» **Supplied text**:
## Begin

Studio album by Amir
- Released: 16 October 2020
- Length: 62:00
- Label: Warner Music Group
- Producer: Eddy Paradelles; Silvio Lisbonne; Assaf Tzrouya; Pierre-Laurent Faure; Renaud Rebillaud; Skalpovich; Fred Savio; Clément Libes; Tiery F;

Amir chronology
| Addictions (2017) | Ressources (2020) | C Amir (2024) |

Singles from Ressources
- "La fête" Released: 10 June 2020; "On verra bien" Released: 2 October 2020; "Carousel" Released: 8 April 2021;

= Ressources =

Ressources is the fourth studio album and third major label album by French-Israeli singer Amir Haddad. It was released on 16 October 2020 in France by Warner Music Group. The album includes the singles "La fête" and "On verra bien".

==Singles==
"La fête" was released as the lead single from the album on 10 June 2020. The song peaked at number 149 on the French Singles Chart. "On verra bien" was released as the second single from the album on 2 October 2020. "Carousel" was released as the third single from the album on 8 April 2021.

==Critical reception==
Jonathan Vautrey from Wiwibloggs said, "Amir took a break from the music scene in November 2019 to write the next chapter of his life, and this has now resulted in Ressources. [...] Overall, Amir delivers a nice collection of tracks that complement each other and his vocal style well."

## End

» **Extracted records**:

## Begin

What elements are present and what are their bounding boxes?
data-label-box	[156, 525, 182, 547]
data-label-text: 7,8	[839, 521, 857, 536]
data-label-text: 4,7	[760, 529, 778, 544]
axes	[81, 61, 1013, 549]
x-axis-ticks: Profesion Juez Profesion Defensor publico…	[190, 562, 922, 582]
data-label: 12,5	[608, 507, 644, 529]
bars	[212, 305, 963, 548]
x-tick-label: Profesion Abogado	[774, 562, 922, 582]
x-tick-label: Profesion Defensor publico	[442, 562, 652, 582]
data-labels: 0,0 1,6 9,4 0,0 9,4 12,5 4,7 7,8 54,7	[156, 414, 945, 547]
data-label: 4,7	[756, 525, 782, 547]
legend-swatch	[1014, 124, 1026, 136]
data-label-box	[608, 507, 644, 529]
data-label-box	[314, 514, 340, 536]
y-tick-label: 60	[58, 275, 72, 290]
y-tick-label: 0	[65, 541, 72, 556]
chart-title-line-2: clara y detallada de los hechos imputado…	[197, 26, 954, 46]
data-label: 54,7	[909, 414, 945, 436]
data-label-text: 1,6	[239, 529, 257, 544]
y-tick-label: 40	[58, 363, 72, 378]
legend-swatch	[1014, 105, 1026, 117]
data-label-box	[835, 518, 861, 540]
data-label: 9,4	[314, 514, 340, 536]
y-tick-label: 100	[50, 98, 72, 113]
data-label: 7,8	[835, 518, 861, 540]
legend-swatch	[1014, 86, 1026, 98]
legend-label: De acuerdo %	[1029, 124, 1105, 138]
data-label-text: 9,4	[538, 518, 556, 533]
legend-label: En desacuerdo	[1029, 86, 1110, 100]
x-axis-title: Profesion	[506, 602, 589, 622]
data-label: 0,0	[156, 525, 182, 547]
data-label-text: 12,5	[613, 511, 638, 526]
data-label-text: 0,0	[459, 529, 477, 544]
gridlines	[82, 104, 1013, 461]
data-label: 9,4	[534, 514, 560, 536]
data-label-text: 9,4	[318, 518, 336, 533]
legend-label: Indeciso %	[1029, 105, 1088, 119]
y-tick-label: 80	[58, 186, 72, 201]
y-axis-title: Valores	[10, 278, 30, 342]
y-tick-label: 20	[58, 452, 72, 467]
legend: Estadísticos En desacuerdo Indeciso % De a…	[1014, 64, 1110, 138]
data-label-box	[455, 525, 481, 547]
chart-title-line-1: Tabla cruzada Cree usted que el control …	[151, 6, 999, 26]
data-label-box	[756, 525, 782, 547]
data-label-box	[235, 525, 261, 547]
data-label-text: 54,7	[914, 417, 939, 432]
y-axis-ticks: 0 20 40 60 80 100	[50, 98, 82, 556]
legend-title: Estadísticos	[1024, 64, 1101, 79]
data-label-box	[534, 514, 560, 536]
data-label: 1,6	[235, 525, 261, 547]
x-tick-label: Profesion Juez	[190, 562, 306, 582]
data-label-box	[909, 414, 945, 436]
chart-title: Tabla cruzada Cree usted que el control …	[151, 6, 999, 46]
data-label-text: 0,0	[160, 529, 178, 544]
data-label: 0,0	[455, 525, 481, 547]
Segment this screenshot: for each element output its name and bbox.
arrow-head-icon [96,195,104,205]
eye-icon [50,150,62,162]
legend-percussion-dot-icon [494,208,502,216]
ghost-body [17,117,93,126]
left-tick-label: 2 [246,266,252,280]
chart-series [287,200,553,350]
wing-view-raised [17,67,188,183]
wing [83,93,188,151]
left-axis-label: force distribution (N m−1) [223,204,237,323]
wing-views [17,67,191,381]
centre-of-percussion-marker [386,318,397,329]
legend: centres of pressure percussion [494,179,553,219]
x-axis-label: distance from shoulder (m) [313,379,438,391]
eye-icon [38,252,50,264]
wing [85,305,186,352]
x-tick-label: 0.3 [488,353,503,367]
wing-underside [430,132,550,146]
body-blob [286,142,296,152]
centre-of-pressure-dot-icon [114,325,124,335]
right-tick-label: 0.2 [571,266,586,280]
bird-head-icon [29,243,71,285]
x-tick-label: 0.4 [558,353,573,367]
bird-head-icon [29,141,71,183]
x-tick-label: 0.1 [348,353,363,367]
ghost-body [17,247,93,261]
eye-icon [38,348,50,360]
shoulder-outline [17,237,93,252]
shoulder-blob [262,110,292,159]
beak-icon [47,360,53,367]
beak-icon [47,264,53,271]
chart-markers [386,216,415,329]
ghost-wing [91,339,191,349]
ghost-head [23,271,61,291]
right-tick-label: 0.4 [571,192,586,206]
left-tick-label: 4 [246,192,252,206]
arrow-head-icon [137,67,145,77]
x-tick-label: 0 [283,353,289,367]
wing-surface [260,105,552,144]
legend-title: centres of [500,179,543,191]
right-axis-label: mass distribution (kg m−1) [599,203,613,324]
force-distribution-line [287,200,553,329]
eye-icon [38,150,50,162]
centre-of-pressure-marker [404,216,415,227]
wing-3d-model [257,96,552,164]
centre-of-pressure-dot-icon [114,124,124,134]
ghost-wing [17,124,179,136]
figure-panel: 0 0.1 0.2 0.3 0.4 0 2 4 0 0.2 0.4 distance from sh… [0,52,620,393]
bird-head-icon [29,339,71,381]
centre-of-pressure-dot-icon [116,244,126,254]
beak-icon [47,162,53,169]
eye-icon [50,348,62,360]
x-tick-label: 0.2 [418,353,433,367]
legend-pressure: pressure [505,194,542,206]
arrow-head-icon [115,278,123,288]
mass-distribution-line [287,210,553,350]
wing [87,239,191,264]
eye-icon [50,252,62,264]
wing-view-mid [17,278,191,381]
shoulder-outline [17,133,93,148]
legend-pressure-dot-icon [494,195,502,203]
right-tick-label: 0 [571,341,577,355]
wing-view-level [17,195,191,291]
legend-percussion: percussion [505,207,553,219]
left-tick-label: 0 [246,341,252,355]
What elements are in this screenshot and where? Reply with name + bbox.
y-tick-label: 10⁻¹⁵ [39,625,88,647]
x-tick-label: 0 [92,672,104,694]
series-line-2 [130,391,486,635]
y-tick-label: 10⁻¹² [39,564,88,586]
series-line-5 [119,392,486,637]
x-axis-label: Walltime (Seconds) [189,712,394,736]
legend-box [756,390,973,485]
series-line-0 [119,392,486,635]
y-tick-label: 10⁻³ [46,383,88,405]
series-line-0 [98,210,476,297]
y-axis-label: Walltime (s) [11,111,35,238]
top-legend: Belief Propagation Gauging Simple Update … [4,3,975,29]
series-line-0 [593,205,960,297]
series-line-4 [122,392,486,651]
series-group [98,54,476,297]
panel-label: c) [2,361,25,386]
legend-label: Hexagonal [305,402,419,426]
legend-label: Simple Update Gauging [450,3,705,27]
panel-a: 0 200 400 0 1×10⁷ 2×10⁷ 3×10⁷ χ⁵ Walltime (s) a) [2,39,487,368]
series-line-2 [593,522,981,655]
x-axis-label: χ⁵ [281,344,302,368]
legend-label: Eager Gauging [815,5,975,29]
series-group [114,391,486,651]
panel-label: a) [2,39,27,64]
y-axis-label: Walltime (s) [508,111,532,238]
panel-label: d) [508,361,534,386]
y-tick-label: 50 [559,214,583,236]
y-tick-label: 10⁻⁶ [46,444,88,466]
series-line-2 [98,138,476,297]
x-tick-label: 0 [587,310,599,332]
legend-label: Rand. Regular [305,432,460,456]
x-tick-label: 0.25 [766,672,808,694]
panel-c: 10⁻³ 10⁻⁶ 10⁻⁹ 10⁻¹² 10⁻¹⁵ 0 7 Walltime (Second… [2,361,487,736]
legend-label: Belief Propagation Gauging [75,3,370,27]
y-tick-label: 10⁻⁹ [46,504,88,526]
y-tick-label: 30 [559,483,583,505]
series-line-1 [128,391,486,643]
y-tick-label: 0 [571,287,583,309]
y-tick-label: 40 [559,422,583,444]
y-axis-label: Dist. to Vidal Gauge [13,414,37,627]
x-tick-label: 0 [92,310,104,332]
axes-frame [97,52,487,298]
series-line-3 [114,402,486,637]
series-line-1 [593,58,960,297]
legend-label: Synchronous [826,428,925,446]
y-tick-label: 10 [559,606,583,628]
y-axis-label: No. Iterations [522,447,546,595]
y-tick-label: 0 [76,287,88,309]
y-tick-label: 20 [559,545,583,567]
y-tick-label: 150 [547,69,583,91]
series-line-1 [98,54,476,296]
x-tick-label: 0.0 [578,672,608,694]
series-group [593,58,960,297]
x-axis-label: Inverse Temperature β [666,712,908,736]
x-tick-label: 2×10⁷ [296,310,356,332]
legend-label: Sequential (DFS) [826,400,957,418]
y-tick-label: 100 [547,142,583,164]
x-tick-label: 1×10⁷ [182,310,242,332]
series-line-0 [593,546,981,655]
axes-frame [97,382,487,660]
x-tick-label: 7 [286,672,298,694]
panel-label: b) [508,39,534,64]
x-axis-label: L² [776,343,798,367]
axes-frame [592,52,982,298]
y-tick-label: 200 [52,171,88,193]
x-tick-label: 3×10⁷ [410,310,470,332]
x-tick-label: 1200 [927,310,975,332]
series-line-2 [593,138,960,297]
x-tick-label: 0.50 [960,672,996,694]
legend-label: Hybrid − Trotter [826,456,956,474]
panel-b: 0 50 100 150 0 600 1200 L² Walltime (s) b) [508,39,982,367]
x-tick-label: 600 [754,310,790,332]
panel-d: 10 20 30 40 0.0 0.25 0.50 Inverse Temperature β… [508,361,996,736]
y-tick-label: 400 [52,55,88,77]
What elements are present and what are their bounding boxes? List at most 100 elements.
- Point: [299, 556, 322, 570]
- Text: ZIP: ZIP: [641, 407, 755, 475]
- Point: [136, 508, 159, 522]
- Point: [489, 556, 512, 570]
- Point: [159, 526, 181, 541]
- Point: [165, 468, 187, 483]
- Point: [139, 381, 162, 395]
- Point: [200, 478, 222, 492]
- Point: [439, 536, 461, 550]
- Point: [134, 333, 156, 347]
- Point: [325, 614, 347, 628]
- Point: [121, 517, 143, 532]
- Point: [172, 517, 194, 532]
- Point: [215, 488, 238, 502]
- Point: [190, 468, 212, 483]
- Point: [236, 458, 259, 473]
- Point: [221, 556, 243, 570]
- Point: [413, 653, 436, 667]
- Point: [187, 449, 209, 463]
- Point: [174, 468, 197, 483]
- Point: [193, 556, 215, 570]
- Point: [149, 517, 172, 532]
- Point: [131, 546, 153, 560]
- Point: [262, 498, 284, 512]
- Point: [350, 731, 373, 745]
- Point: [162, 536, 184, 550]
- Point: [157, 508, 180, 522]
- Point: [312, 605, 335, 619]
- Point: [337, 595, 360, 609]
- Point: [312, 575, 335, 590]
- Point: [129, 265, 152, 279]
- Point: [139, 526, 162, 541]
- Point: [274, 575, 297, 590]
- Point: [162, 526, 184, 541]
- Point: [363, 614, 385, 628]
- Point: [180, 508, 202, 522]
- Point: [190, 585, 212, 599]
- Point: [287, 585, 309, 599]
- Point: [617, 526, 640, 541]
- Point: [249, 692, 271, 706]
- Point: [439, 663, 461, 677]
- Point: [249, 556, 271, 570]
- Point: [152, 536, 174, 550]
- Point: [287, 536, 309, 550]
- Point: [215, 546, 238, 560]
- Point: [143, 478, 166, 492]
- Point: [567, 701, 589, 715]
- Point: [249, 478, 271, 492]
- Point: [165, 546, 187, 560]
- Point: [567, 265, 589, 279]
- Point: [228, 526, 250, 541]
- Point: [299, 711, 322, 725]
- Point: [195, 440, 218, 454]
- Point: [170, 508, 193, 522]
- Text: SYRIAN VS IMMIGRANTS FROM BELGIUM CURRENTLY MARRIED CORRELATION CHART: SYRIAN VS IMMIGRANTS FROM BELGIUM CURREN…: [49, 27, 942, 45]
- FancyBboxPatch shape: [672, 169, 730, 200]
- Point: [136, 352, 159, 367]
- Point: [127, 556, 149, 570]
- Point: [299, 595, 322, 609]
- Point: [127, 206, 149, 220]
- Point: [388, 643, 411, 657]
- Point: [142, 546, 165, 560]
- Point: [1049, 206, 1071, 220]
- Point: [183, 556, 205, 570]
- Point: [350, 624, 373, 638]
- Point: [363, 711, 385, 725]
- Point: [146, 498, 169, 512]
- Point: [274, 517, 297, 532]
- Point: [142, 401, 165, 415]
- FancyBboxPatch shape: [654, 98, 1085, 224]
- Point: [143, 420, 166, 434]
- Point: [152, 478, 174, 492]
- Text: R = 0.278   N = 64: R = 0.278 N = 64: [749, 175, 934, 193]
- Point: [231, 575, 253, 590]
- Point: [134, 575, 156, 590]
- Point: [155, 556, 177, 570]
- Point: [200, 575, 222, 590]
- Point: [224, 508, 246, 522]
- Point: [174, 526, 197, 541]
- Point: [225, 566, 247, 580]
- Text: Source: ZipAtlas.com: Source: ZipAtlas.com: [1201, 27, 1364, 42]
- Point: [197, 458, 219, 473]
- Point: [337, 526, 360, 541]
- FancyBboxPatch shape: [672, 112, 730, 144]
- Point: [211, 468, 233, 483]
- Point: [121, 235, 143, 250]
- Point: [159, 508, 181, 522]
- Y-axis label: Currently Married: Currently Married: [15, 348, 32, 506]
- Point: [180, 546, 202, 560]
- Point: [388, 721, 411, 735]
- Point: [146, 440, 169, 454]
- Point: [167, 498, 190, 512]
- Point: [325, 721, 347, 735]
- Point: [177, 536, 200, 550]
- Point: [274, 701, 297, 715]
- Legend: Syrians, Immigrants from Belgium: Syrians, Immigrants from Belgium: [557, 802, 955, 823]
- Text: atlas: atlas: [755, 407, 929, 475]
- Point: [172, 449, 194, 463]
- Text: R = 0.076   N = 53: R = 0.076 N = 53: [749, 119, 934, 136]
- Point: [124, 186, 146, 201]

## End

Repeat everything in the article on the album Ressources from "Amir chronology" down to "8 April 2021.", substituting "Warner Music France" for each "Warner Music Group".

» **Exercise output**:
Amir chronology
| Addictions (2017) | Ressources (2020) | C Amir (2024) |

Singles from Ressources
- "La fête" Released: 10 June 2020; "On verra bien" Released: 2 October 2020; "Carousel" Released: 8 April 2021;

= Ressources =

Ressources is the fourth studio album and third major label album by French-Israeli singer Amir Haddad. It was released on 16 October 2020 in France by Warner Music France. The album includes the singles "La fête" and "On verra bien".

==Singles==
"La fête" was released as the lead single from the album on 10 June 2020. The song peaked at number 149 on the French Singles Chart. "On verra bien" was released as the second single from the album on 2 October 2020. "Carousel" was released as the third single from the album on 8 April 2021.